Exercise goal:
Collect each line of the entries that holds the string "energii".

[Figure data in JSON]

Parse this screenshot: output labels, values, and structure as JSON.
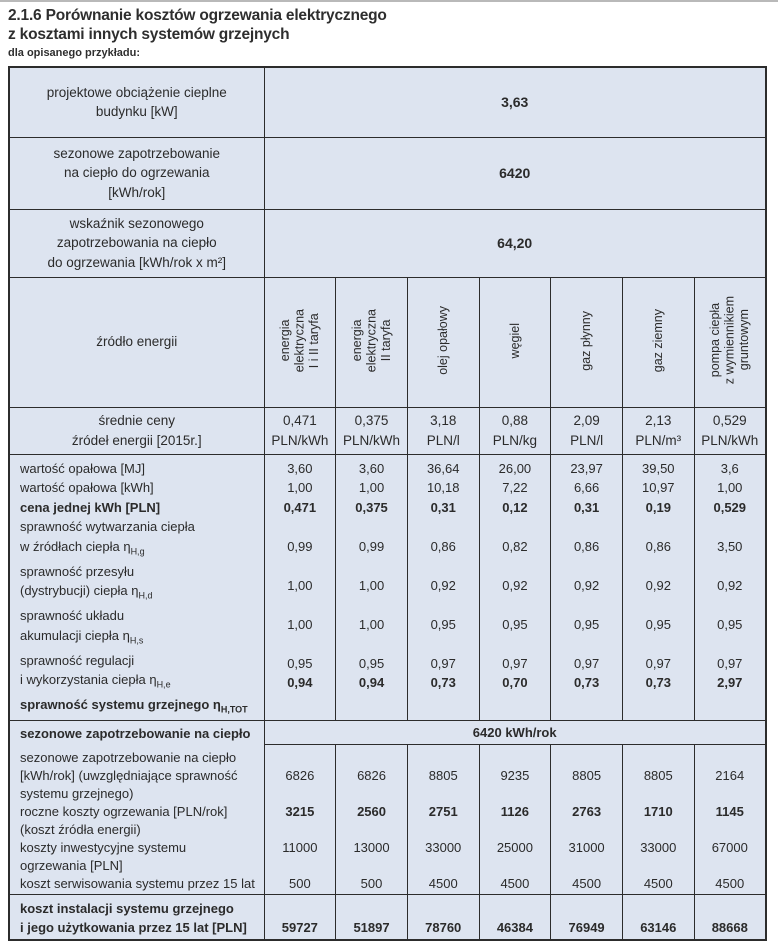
{
  "title": {
    "line1": "2.1.6 Porównanie kosztów ogrzewania elektrycznego",
    "line2": "z kosztami innych systemów grzejnych",
    "subtitle": "dla opisanego przykładu:"
  },
  "colors": {
    "cell_background": "#dde4f0",
    "border": "#2c2c2c",
    "text": "#2b2b2b"
  },
  "table": {
    "summary_rows": [
      {
        "label_lines": [
          "projektowe obciążenie cieplne",
          "budynku [kW]"
        ],
        "value": "3,63"
      },
      {
        "label_lines": [
          "sezonowe zapotrzebowanie",
          "na ciepło do ogrzewania",
          "[kWh/rok]"
        ],
        "value": "6420"
      },
      {
        "label_lines": [
          "wskaźnik sezonowego",
          "zapotrzebowania na ciepło",
          "do ogrzewania [kWh/rok x m²]"
        ],
        "value": "64,20"
      }
    ],
    "energy_header": {
      "label": "źródło energii",
      "columns": [
        [
          "energia",
          "elektryczna",
          "I i II taryfa"
        ],
        [
          "energia",
          "elektryczna",
          "II taryfa"
        ],
        [
          "olej opałowy"
        ],
        [
          "węgiel"
        ],
        [
          "gaz płynny"
        ],
        [
          "gaz ziemny"
        ],
        [
          "pompa ciepła",
          "z wymiennikiem",
          "gruntowym"
        ]
      ]
    },
    "price_row": {
      "label_lines": [
        "średnie ceny",
        "źródeł energii [2015r.]"
      ],
      "values": [
        [
          "0,471",
          "PLN/kWh"
        ],
        [
          "0,375",
          "PLN/kWh"
        ],
        [
          "3,18",
          "PLN/l"
        ],
        [
          "0,88",
          "PLN/kg"
        ],
        [
          "2,09",
          "PLN/l"
        ],
        [
          "2,13",
          "PLN/m³"
        ],
        [
          "0,529",
          "PLN/kWh"
        ]
      ]
    },
    "efficiency_block": {
      "lines": [
        {
          "label": "wartość opałowa [MJ]",
          "values": [
            "3,60",
            "3,60",
            "36,64",
            "26,00",
            "23,97",
            "39,50",
            "3,6"
          ]
        },
        {
          "label": "wartość opałowa [kWh]",
          "values": [
            "1,00",
            "1,00",
            "10,18",
            "7,22",
            "6,66",
            "10,97",
            "1,00"
          ]
        },
        {
          "label": "cena jednej kWh [PLN]",
          "bold": true,
          "values": [
            "0,471",
            "0,375",
            "0,31",
            "0,12",
            "0,31",
            "0,19",
            "0,529"
          ]
        },
        {
          "label": "sprawność wytwarzania ciepła"
        },
        {
          "label": "w źródłach ciepła η",
          "sub": "H,g",
          "values": [
            "0,99",
            "0,99",
            "0,86",
            "0,82",
            "0,86",
            "0,86",
            "3,50"
          ]
        },
        {
          "label": "sprawność przesyłu"
        },
        {
          "label": "(dystrybucji) ciepła η",
          "sub": "H,d",
          "values": [
            "1,00",
            "1,00",
            "0,92",
            "0,92",
            "0,92",
            "0,92",
            "0,92"
          ]
        },
        {
          "label": "sprawność układu"
        },
        {
          "label": "akumulacji ciepła η",
          "sub": "H,s",
          "values": [
            "1,00",
            "1,00",
            "0,95",
            "0,95",
            "0,95",
            "0,95",
            "0,95"
          ]
        },
        {
          "label": "sprawność regulacji"
        },
        {
          "label": "i wykorzystania ciepła η",
          "sub": "H,e",
          "values": [
            "0,95",
            "0,95",
            "0,97",
            "0,97",
            "0,97",
            "0,97",
            "0,97"
          ]
        },
        {
          "label": "sprawność systemu grzejnego η",
          "sub": "H,TOT",
          "bold": true,
          "values": [
            "0,94",
            "0,94",
            "0,73",
            "0,70",
            "0,73",
            "0,73",
            "2,97"
          ]
        }
      ]
    },
    "seasonal_row": {
      "label": "sezonowe zapotrzebowanie na ciepło",
      "value": "6420 kWh/rok"
    },
    "costs_block": {
      "lines": [
        {
          "label": "sezonowe zapotrzebowanie na ciepło"
        },
        {
          "label": "[kWh/rok] (uwzględniające sprawność",
          "values": [
            "6826",
            "6826",
            "8805",
            "9235",
            "8805",
            "8805",
            "2164"
          ]
        },
        {
          "label": "systemu grzejnego)"
        },
        {
          "label": "roczne koszty ogrzewania [PLN/rok]",
          "bold_values": true,
          "values": [
            "3215",
            "2560",
            "2751",
            "1126",
            "2763",
            "1710",
            "1145"
          ]
        },
        {
          "label": "(koszt źródła energii)"
        },
        {
          "label": "koszty inwestycyjne systemu",
          "values": [
            "11000",
            "13000",
            "33000",
            "25000",
            "31000",
            "33000",
            "67000"
          ]
        },
        {
          "label": "ogrzewania [PLN]"
        },
        {
          "label": "koszt serwisowania systemu przez 15 lat",
          "values": [
            "500",
            "500",
            "4500",
            "4500",
            "4500",
            "4500",
            "4500"
          ]
        }
      ]
    },
    "total_row": {
      "label_lines": [
        "koszt instalacji systemu grzejnego",
        "i jego użytkowania przez 15 lat [PLN]"
      ],
      "values": [
        "59727",
        "51897",
        "78760",
        "46384",
        "76949",
        "63146",
        "88668"
      ]
    }
  }
}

Task answer:
      "label": "źródło energii",
        "źródeł energii [2015r.]"
          "label": "(koszt źródła energii)"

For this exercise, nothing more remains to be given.